Task details:
Below are some entries. Copy each line that holds the string "能量密度".

--- start of Given records ---

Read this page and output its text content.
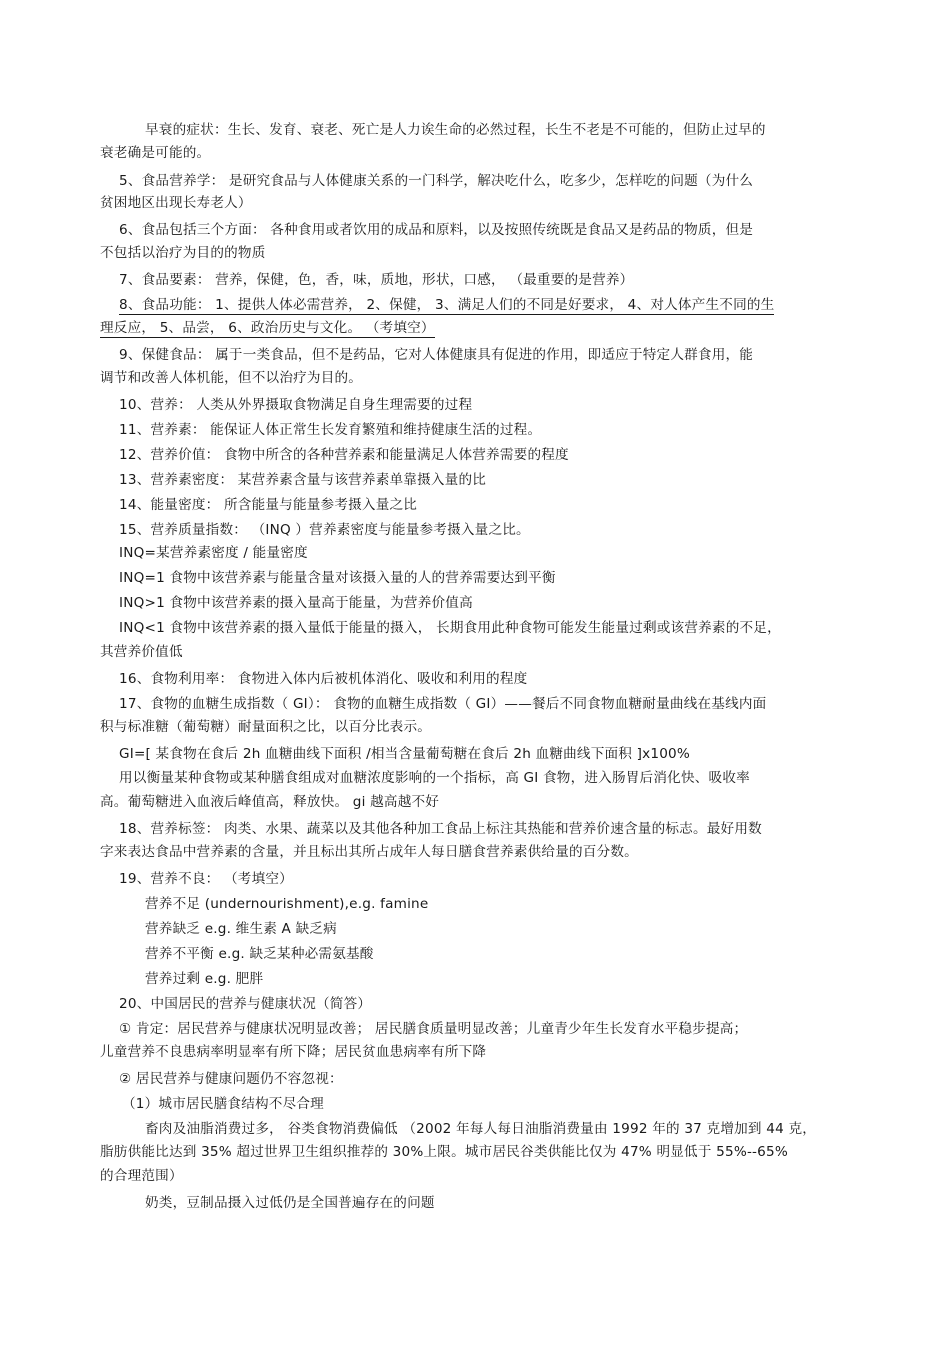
早衰的症状：生长、发育、衰老、死亡是人力诶生命的必然过程，长生不老是不可能的，但防止过早的
衰老确是可能的。
5、食品营养学： 是研究食品与人体健康关系的一门科学，解决吃什么，吃多少，怎样吃的问题（为什么
贫困地区出现长寿老人）
6、食品包括三个方面： 各种食用或者饮用的成品和原料，以及按照传统既是食品又是药品的物质，但是
不包括以治疗为目的的物质
7、食品要素： 营养，保健，色，香，味，质地，形状，口感， （最重要的是营养）
8、食品功能： 1、提供人体必需营养， 2、保健， 3、满足人们的不同是好要求， 4、对人体产生不同的生
理反应， 5、品尝， 6、政治历史与文化。 （考填空）
9、保健食品： 属于一类食品，但不是药品，它对人体健康具有促进的作用，即适应于特定人群食用，能
调节和改善人体机能，但不以治疗为目的。
10、营养： 人类从外界摄取食物满足自身生理需要的过程
11、营养素： 能保证人体正常生长发育繁殖和维持健康生活的过程。
12、营养价值： 食物中所含的各种营养素和能量满足人体营养需要的程度
13、营养素密度： 某营养素含量与该营养素单靠摄入量的比
14、能量密度： 所含能量与能量参考摄入量之比
15、营养质量指数： （INQ ）营养素密度与能量参考摄入量之比。
INQ=某营养素密度 / 能量密度
INQ=1 食物中该营养素与能量含量对该摄入量的人的营养需要达到平衡
INQ>1 食物中该营养素的摄入量高于能量，为营养价值高
INQ<1 食物中该营养素的摄入量低于能量的摄入， 长期食用此种食物可能发生能量过剩或该营养素的不足，
其营养价值低
16、食物利用率： 食物进入体内后被机体消化、吸收和利用的程度
17、食物的血糖生成指数（ GI）： 食物的血糖生成指数（ GI）——餐后不同食物血糖耐量曲线在基线内面
积与标准糖（葡萄糖）耐量面积之比，以百分比表示。
GI=[ 某食物在食后 2h 血糖曲线下面积 /相当含量葡萄糖在食后 2h 血糖曲线下面积 ]x100%
用以衡量某种食物或某种膳食组成对血糖浓度影响的一个指标，高 GI 食物，进入肠胃后消化快、吸收率
高。葡萄糖进入血液后峰值高，释放快。 gi 越高越不好
18、营养标签： 肉类、水果、蔬菜以及其他各种加工食品上标注其热能和营养价速含量的标志。最好用数
字来表达食品中营养素的含量，并且标出其所占成年人每日膳食营养素供给量的百分数。
19、营养不良： （考填空）
营养不足 (undernourishment),e.g. famine
营养缺乏 e.g. 维生素 A 缺乏病
营养不平衡 e.g. 缺乏某种必需氨基酸
营养过剩 e.g. 肥胖
20、中国居民的营养与健康状况（简答）
① 肯定：居民营养与健康状况明显改善； 居民膳食质量明显改善；儿童青少年生长发育水平稳步提高；
儿童营养不良患病率明显率有所下降；居民贫血患病率有所下降
② 居民营养与健康问题仍不容忽视：
（1）城市居民膳食结构不尽合理
畜肉及油脂消费过多， 谷类食物消费偏低 （2002 年每人每日油脂消费量由 1992 年的 37 克增加到 44 克，
脂肪供能比达到 35% 超过世界卫生组织推荐的 30%上限。城市居民谷类供能比仅为 47% 明显低于 55%--65%
的合理范围）
奶类，豆制品摄入过低仍是全国普遍存在的问题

--- end of Given records ---

Finished exercise:
14、能量密度： 所含能量与能量参考摄入量之比
INQ=某营养素密度 / 能量密度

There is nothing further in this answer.